Element position data
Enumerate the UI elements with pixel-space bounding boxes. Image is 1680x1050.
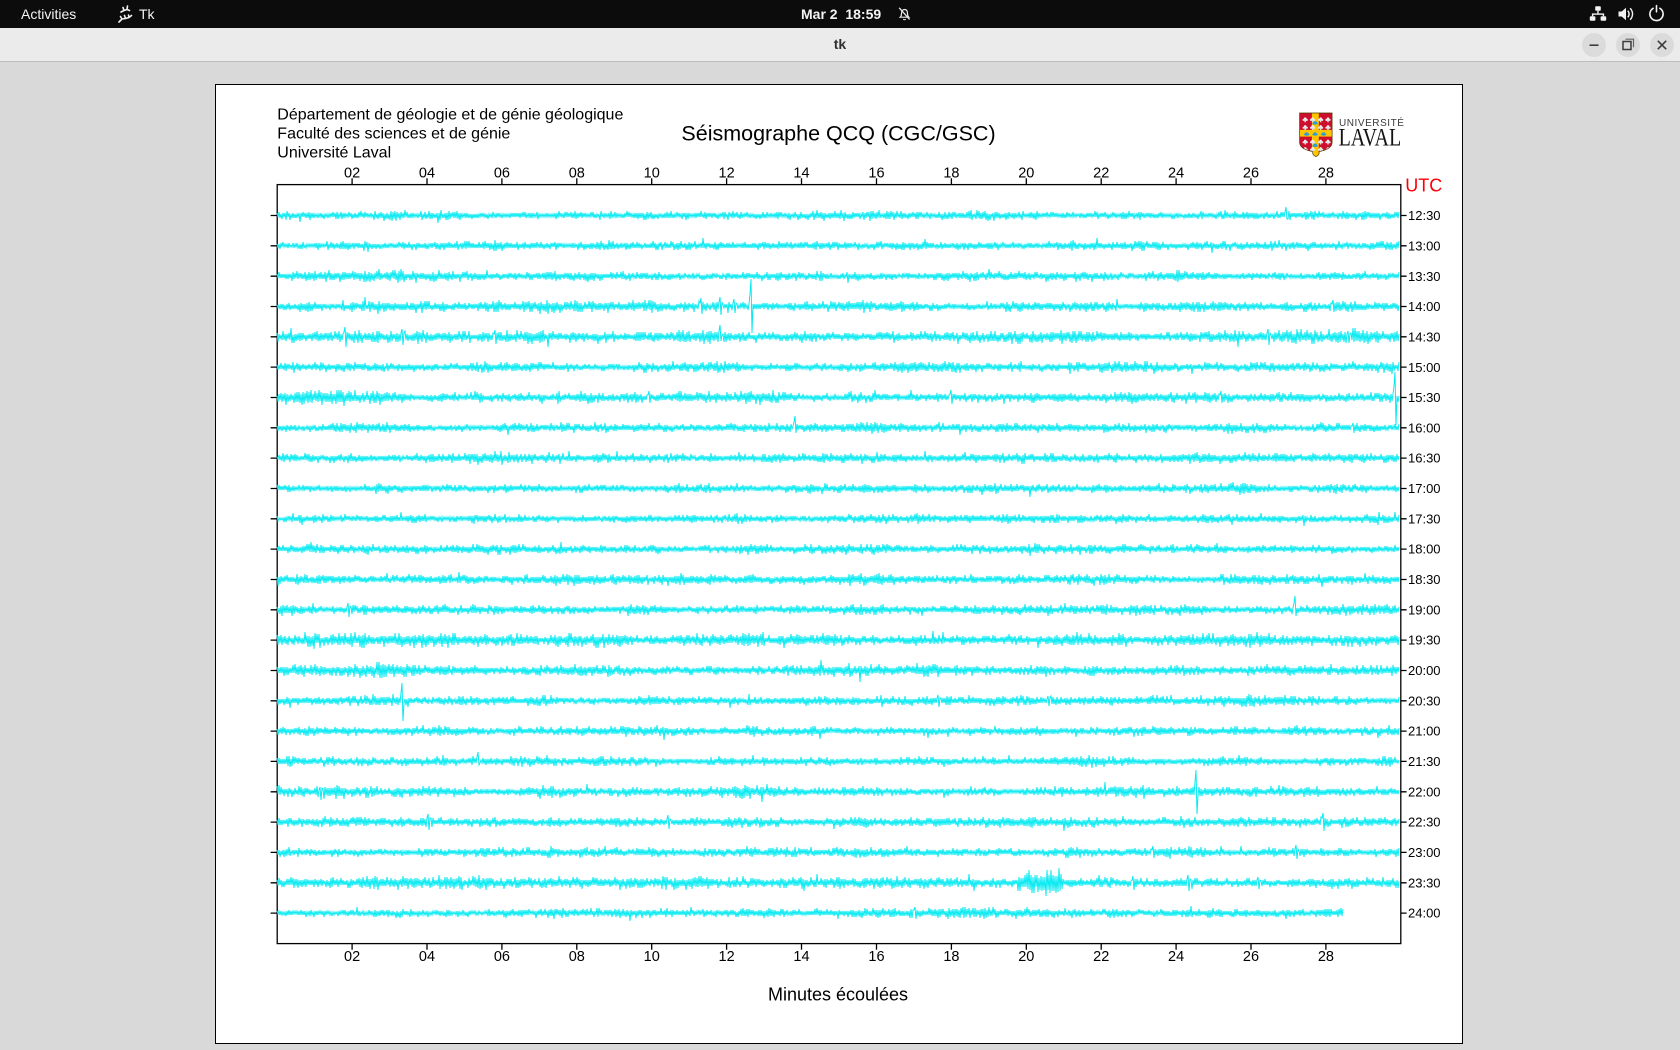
svg-text:17:30: 17:30 bbox=[1408, 511, 1441, 526]
svg-text:14:30: 14:30 bbox=[1408, 329, 1441, 344]
svg-text:24: 24 bbox=[1168, 949, 1184, 965]
svg-text:22:30: 22:30 bbox=[1408, 815, 1441, 830]
svg-text:15:00: 15:00 bbox=[1408, 360, 1441, 375]
svg-text:Minutes écoulées: Minutes écoulées bbox=[768, 985, 908, 1005]
svg-text:13:30: 13:30 bbox=[1408, 269, 1441, 284]
svg-text:04: 04 bbox=[419, 165, 435, 181]
svg-text:24:00: 24:00 bbox=[1408, 906, 1441, 921]
svg-text:13:00: 13:00 bbox=[1408, 238, 1441, 253]
svg-text:18: 18 bbox=[943, 949, 959, 965]
svg-text:17:00: 17:00 bbox=[1408, 481, 1441, 496]
svg-text:18: 18 bbox=[943, 165, 959, 181]
svg-text:02: 02 bbox=[344, 949, 360, 965]
svg-text:UTC: UTC bbox=[1405, 175, 1442, 195]
svg-text:16:30: 16:30 bbox=[1408, 451, 1441, 466]
svg-text:10: 10 bbox=[644, 949, 660, 965]
svg-text:22: 22 bbox=[1093, 165, 1109, 181]
svg-text:19:00: 19:00 bbox=[1408, 602, 1441, 617]
svg-text:02: 02 bbox=[344, 165, 360, 181]
svg-text:06: 06 bbox=[494, 949, 510, 965]
svg-text:20:00: 20:00 bbox=[1408, 663, 1441, 678]
svg-text:18:30: 18:30 bbox=[1408, 572, 1441, 587]
svg-text:22: 22 bbox=[1093, 949, 1109, 965]
svg-text:22:00: 22:00 bbox=[1408, 784, 1441, 799]
svg-text:12: 12 bbox=[719, 165, 735, 181]
svg-text:20:30: 20:30 bbox=[1408, 693, 1441, 708]
svg-text:16: 16 bbox=[868, 165, 884, 181]
svg-text:14: 14 bbox=[793, 165, 809, 181]
svg-text:24: 24 bbox=[1168, 165, 1184, 181]
svg-text:21:00: 21:00 bbox=[1408, 724, 1441, 739]
svg-text:Faculté des sciences et de gén: Faculté des sciences et de génie bbox=[277, 126, 510, 143]
svg-text:23:30: 23:30 bbox=[1408, 875, 1441, 890]
svg-text:14:00: 14:00 bbox=[1408, 299, 1441, 314]
svg-text:16:00: 16:00 bbox=[1408, 420, 1441, 435]
svg-text:21:30: 21:30 bbox=[1408, 754, 1441, 769]
svg-text:Séismographe QCQ (CGC/GSC): Séismographe QCQ (CGC/GSC) bbox=[681, 121, 995, 145]
svg-text:Département de géologie et de: Département de géologie et de génie géol… bbox=[277, 107, 623, 124]
svg-text:14: 14 bbox=[793, 949, 809, 965]
svg-text:16: 16 bbox=[868, 949, 884, 965]
svg-text:19:30: 19:30 bbox=[1408, 633, 1441, 648]
svg-text:20: 20 bbox=[1018, 165, 1034, 181]
svg-text:08: 08 bbox=[569, 165, 585, 181]
svg-text:28: 28 bbox=[1318, 165, 1334, 181]
svg-text:08: 08 bbox=[569, 949, 585, 965]
svg-text:26: 26 bbox=[1243, 165, 1259, 181]
svg-text:20: 20 bbox=[1018, 949, 1034, 965]
svg-text:04: 04 bbox=[419, 949, 435, 965]
svg-text:15:30: 15:30 bbox=[1408, 390, 1441, 405]
svg-text:23:00: 23:00 bbox=[1408, 845, 1441, 860]
svg-text:12: 12 bbox=[719, 949, 735, 965]
svg-text:10: 10 bbox=[644, 165, 660, 181]
svg-text:26: 26 bbox=[1243, 949, 1259, 965]
svg-text:18:00: 18:00 bbox=[1408, 542, 1441, 557]
svg-text:Université Laval: Université Laval bbox=[277, 145, 391, 162]
svg-text:LAVAL: LAVAL bbox=[1339, 123, 1402, 151]
svg-text:06: 06 bbox=[494, 165, 510, 181]
svg-text:28: 28 bbox=[1318, 949, 1334, 965]
svg-text:12:30: 12:30 bbox=[1408, 208, 1441, 223]
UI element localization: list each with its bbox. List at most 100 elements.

▶ _Task to carry out_
Return the lines of the records from the line containing "svg-text:17:30: 17:30 bbox=[1408, 511, 1441, 526]" through the line containing "svg-text:17:00: 17:00 bbox=[1408, 481, 1441, 496]", inclusive, copied without any change.

▶ _Expected answer_
svg-text:17:30: 17:30 bbox=[1408, 511, 1441, 526]
svg-text:14:30: 14:30 bbox=[1408, 329, 1441, 344]
svg-text:24: 24 bbox=[1168, 949, 1184, 965]
svg-text:22:30: 22:30 bbox=[1408, 815, 1441, 830]
svg-text:15:00: 15:00 bbox=[1408, 360, 1441, 375]
svg-text:Minutes écoulées: Minutes écoulées bbox=[768, 985, 908, 1005]
svg-text:13:30: 13:30 bbox=[1408, 269, 1441, 284]
svg-text:04: 04 bbox=[419, 165, 435, 181]
svg-text:24:00: 24:00 bbox=[1408, 906, 1441, 921]
svg-text:13:00: 13:00 bbox=[1408, 238, 1441, 253]
svg-text:18: 18 bbox=[943, 949, 959, 965]
svg-text:17:00: 17:00 bbox=[1408, 481, 1441, 496]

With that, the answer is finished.